=== AIM OF THE TASK ===
Without the pictures, can you quote each line below exactly?

-------------------------

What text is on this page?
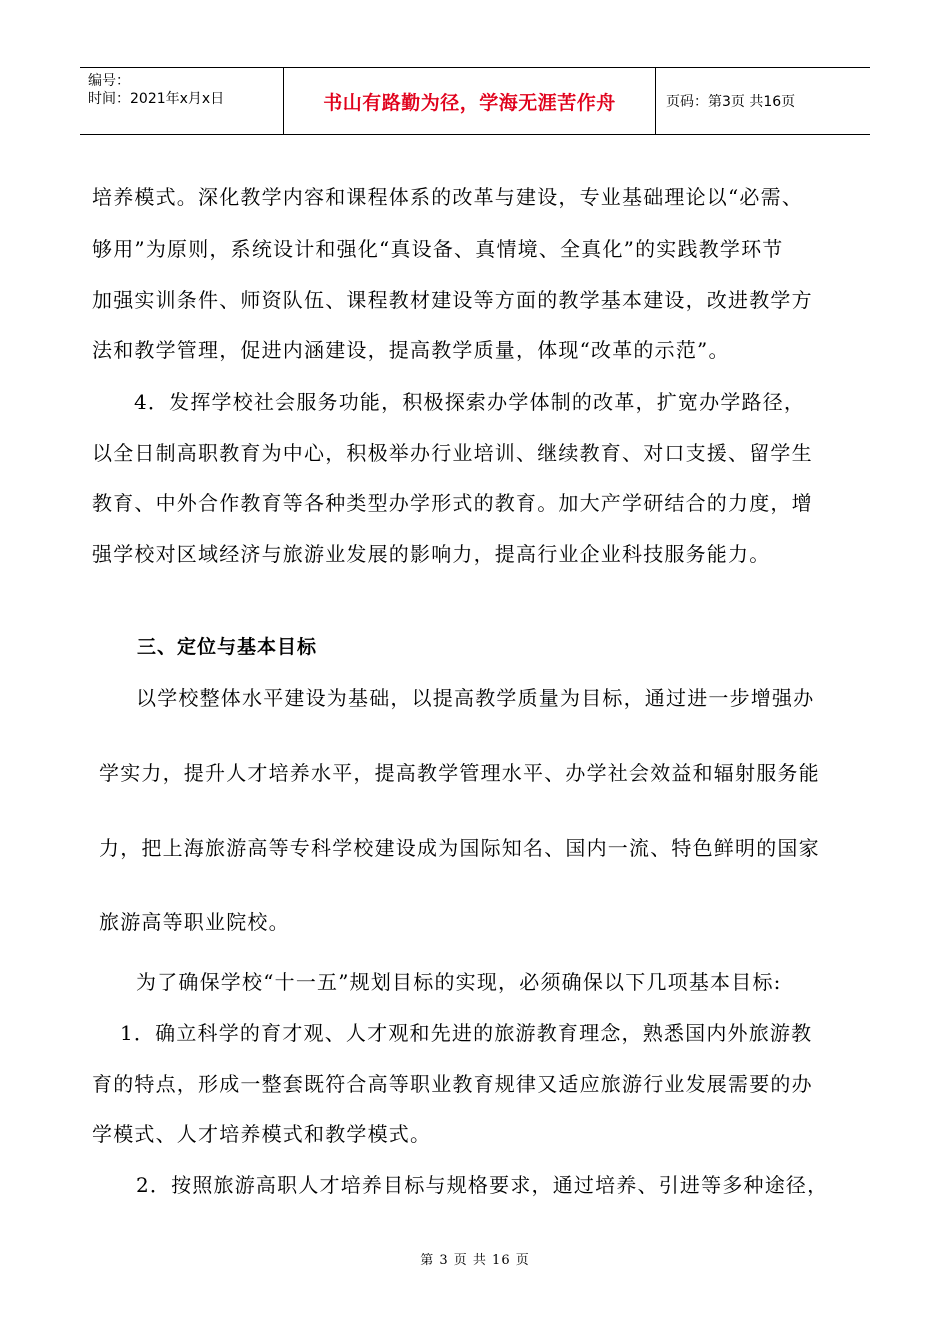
编号：
时间：2021年x月x日	书山有路勤为径，学海无涯苦作舟	页码：第3页 共16页
培养模式。深化教学内容和课程体系的改革与建设，专业基础理论以“必需、
够用”为原则，系统设计和强化“真设备、真情境、全真化”的实践教学环节
加强实训条件、师资队伍、课程教材建设等方面的教学基本建设，改进教学方
法和教学管理，促进内涵建设，提高教学质量，体现“改革的示范”。
4．发挥学校社会服务功能，积极探索办学体制的改革，扩宽办学路径，
以全日制高职教育为中心，积极举办行业培训、继续教育、对口支援、留学生
教育、中外合作教育等各种类型办学形式的教育。加大产学研结合的力度，增
强学校对区域经济与旅游业发展的影响力，提高行业企业科技服务能力。
三、定位与基本目标
以学校整体水平建设为基础，以提高教学质量为目标，通过进一步增强办
学实力，提升人才培养水平，提高教学管理水平、办学社会效益和辐射服务能
力，把上海旅游高等专科学校建设成为国际知名、国内一流、特色鲜明的国家
旅游高等职业院校。
为了确保学校“十一五”规划目标的实现，必须确保以下几项基本目标:
1．确立科学的育才观、人才观和先进的旅游教育理念，熟悉国内外旅游教
育的特点，形成一整套既符合高等职业教育规律又适应旅游行业发展需要的办
学模式、人才培养模式和教学模式。
2．按照旅游高职人才培养目标与规格要求，通过培养、引进等多种途径，
第 3 页 共 16 页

-------------------------

=== TASK ANSWER ===
What text is on this page?
编号：
时间：2021年x月x日	书山有路勤为径，学海无涯苦作舟	页码：第3页 共16页
培养模式。深化教学内容和课程体系的改革与建设，专业基础理论以“必需、
够用”为原则，系统设计和强化“真设备、真情境、全真化”的实践教学环节
加强实训条件、师资队伍、课程教材建设等方面的教学基本建设，改进教学方
法和教学管理，促进内涵建设，提高教学质量，体现“改革的示范”。
4．发挥学校社会服务功能，积极探索办学体制的改革，扩宽办学路径，
以全日制高职教育为中心，积极举办行业培训、继续教育、对口支援、留学生
教育、中外合作教育等各种类型办学形式的教育。加大产学研结合的力度，增
强学校对区域经济与旅游业发展的影响力，提高行业企业科技服务能力。
三、定位与基本目标
以学校整体水平建设为基础，以提高教学质量为目标，通过进一步增强办
学实力，提升人才培养水平，提高教学管理水平、办学社会效益和辐射服务能
力，把上海旅游高等专科学校建设成为国际知名、国内一流、特色鲜明的国家
旅游高等职业院校。
为了确保学校“十一五”规划目标的实现，必须确保以下几项基本目标:
1．确立科学的育才观、人才观和先进的旅游教育理念，熟悉国内外旅游教
育的特点，形成一整套既符合高等职业教育规律又适应旅游行业发展需要的办
学模式、人才培养模式和教学模式。
2．按照旅游高职人才培养目标与规格要求，通过培养、引进等多种途径，
第 3 页 共 16 页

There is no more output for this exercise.